**Required tasks**
(1) Write out the three numbered questions the poster asks in the Python list thread, in order.
(2) Resume the Python list thread after its last sentence.

--- start Text section ---

CODEWITHSUNDEEP
listpython-2.7
user217285
user217285

Reputation: 366

Efficiently adding elements to a list in Python

I'm iterating through a list of over three million items and am assigning them integer values. For organization, I have made a dictionary whose keys are the integers and values are the list of items with that score. A priori, I do not know how many items will have a certain score, so I'm using the + operator to append onto the list as follows:

for e in xs:
   myDict[val(e)] = myDict.get(val,[]) + [e]

My questions are:

  1. Is there a cleaner way of doing this?
  2. What's the time complexity of the + operation? Is it creating an entirely new list, copying the elements from the original list, and adding them in?
  3. What if I was adding an element to a set?

Upvotes: 3

Views: 4610

Answers (2)

Padraic Cunningham
Padraic Cunningham

Reputation: 180471

Yes, append and use a collections.defaultdict:

from collections import defaultdict

d = defaultdict(list)
for e in xs:
   d[val(e)].append(e)

appending is an 0(1) operation, your approach is linear 0(n+k) as you create a new list each time.

If you were in a situation where you were adding multiple items, you would extend your list.

--- end Text section ---
--- start Recorded information ---

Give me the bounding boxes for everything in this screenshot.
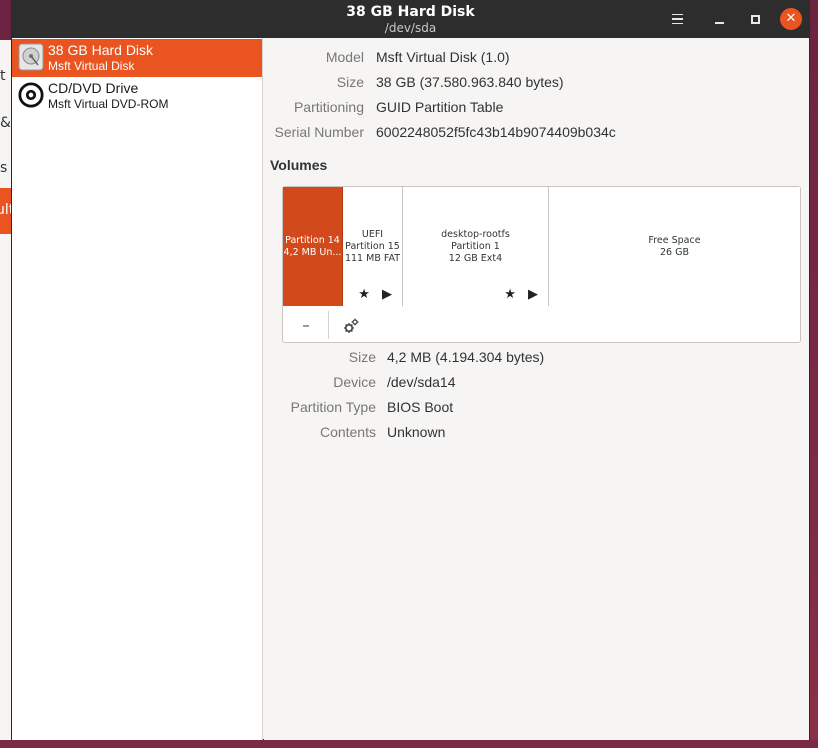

--- end Recorded information ---

**Task-by-task outputs**
(1)
1. Is there a cleaner way of doing this?
2. What's the time complexity of the + operation? Is it creating an entirely new list, copying the elements from the original list, and adding them in?
3. What if I was adding an element to a set?

(2)
One thing to note is that my_list += some_list is equivalent to mylist.extend(some_list), but it is very different from my_list = my_list + some_list. The former adds to the original list, and the latter is doing what your code is doing, concatenating two lists to create a completely new list.

The complexity for extend or += is 0(k) where k is the length of some_list.

wiki.python has a list of the complexity of common operations in Python.

Upvotes: 2

Mike Müller
Mike Müller

Reputation: 85492

Use append:

for e in xs:
   myDict.setdefault(val(e), []).append(e)

This avoids building a new list every time. The operation list1 + list2 needs to build a new list in each iteration and hence allocate memory. append is more efficient because a list as pre-allocated memory at the end. For example, building a list with append starting from an empty list to a list with 10 million entries takes a bit more than 100 memory allocations.

The setdefault method of dictionaries returns the corresponding value if the key exist. If the key is not in th dictionary, it returns the default. In this case the default is a list. Due to the mutability of lists, we can append to the empty list in the first and to the partially filled list in each subsequent iteration.

An alternative to using setdefault() is collections.defaultdict. Do some profiling to find out which one is faster.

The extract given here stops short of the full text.